--- Start Supplied material ---

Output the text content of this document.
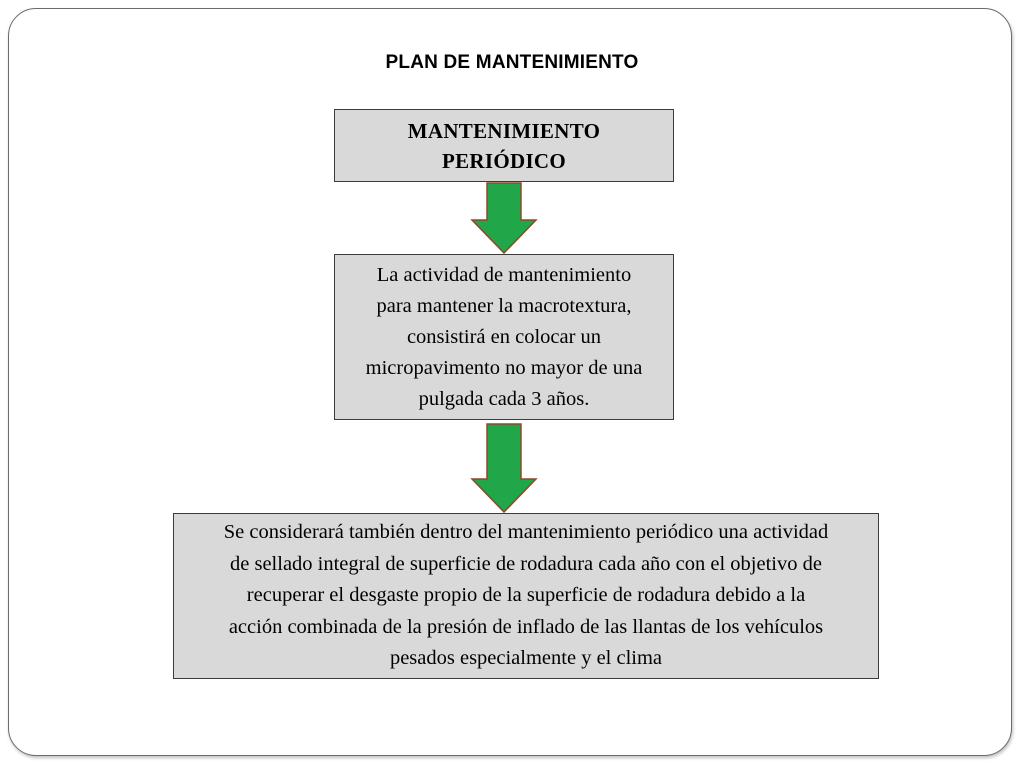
PLAN DE MANTENIMIENTO
MANTENIMIENTO
PERIÓDICO
La actividad de mantenimiento
para mantener la macrotextura,
consistirá en colocar un
micropavimento no mayor de una
pulgada cada 3 años.
Se considerará también dentro del mantenimiento periódico una actividad
de sellado integral de superficie de rodadura cada año con el objetivo de
recuperar el desgaste propio de la superficie de rodadura debido a la
acción combinada de la presión de inflado de las llantas de los vehículos
pesados especialmente y el clima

--- End Supplied material ---

All entries are to be retyped exactly. Omit any embedded images.

| Answer to the problem |
Output the text content of this document.
PLAN DE MANTENIMIENTO
MANTENIMIENTO
PERIÓDICO
La actividad de mantenimiento
para mantener la macrotextura,
consistirá en colocar un
micropavimento no mayor de una
pulgada cada 3 años.
Se considerará también dentro del mantenimiento periódico una actividad
de sellado integral de superficie de rodadura cada año con el objetivo de
recuperar el desgaste propio de la superficie de rodadura debido a la
acción combinada de la presión de inflado de las llantas de los vehículos
pesados especialmente y el clima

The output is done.